CHALLENGE
State how many lines of the records below contain the string "Veveri", where case must match. Reply with the number alone.

Stored entries

◇ ◇ ◇

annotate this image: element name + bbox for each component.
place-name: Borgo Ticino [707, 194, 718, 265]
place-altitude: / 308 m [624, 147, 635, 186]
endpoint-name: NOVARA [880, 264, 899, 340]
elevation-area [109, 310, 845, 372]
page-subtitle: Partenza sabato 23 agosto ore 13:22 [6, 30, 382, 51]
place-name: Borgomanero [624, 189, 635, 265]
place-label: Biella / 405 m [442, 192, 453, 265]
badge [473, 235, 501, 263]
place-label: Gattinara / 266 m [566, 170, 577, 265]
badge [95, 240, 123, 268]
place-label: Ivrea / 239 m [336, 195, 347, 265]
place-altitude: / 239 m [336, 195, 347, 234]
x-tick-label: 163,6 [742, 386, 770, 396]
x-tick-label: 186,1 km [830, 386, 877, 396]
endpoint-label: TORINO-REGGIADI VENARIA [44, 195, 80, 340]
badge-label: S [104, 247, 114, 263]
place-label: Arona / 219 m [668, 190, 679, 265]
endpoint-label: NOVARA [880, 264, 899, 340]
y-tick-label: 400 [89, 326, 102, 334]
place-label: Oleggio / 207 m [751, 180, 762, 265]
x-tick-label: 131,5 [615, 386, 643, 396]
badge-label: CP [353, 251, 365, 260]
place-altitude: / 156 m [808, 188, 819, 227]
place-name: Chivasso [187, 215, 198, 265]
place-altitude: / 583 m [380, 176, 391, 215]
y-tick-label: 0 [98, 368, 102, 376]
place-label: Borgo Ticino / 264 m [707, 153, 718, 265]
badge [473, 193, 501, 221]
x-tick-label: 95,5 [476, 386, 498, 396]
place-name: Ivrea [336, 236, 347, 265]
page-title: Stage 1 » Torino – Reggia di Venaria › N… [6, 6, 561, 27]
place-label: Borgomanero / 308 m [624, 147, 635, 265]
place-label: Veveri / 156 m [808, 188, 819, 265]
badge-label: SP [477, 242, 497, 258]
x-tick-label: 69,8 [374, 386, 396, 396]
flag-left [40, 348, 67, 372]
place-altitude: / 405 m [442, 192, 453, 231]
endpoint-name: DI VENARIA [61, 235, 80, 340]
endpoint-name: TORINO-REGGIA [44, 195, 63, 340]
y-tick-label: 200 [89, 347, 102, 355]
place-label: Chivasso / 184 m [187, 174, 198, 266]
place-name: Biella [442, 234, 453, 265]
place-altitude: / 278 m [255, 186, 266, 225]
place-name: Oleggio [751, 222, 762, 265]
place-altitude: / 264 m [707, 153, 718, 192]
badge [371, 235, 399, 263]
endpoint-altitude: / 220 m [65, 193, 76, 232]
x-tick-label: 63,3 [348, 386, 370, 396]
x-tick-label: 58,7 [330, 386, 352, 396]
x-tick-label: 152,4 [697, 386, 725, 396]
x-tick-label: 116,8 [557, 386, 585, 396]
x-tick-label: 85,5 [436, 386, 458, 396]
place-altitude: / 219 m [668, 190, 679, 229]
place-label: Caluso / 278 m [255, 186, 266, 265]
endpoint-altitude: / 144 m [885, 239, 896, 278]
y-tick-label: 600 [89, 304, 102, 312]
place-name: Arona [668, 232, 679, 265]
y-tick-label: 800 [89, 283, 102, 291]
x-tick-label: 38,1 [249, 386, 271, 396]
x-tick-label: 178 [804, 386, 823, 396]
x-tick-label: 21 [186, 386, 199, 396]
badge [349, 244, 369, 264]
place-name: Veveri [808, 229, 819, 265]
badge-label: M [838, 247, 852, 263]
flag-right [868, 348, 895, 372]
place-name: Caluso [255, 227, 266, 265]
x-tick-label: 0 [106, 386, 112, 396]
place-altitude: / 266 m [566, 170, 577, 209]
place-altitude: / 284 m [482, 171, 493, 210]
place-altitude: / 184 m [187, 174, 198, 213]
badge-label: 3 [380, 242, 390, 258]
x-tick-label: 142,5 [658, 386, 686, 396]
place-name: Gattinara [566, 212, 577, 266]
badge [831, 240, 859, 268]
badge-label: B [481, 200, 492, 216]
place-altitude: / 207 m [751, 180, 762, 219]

◇ ◇ ◇

RESULT
2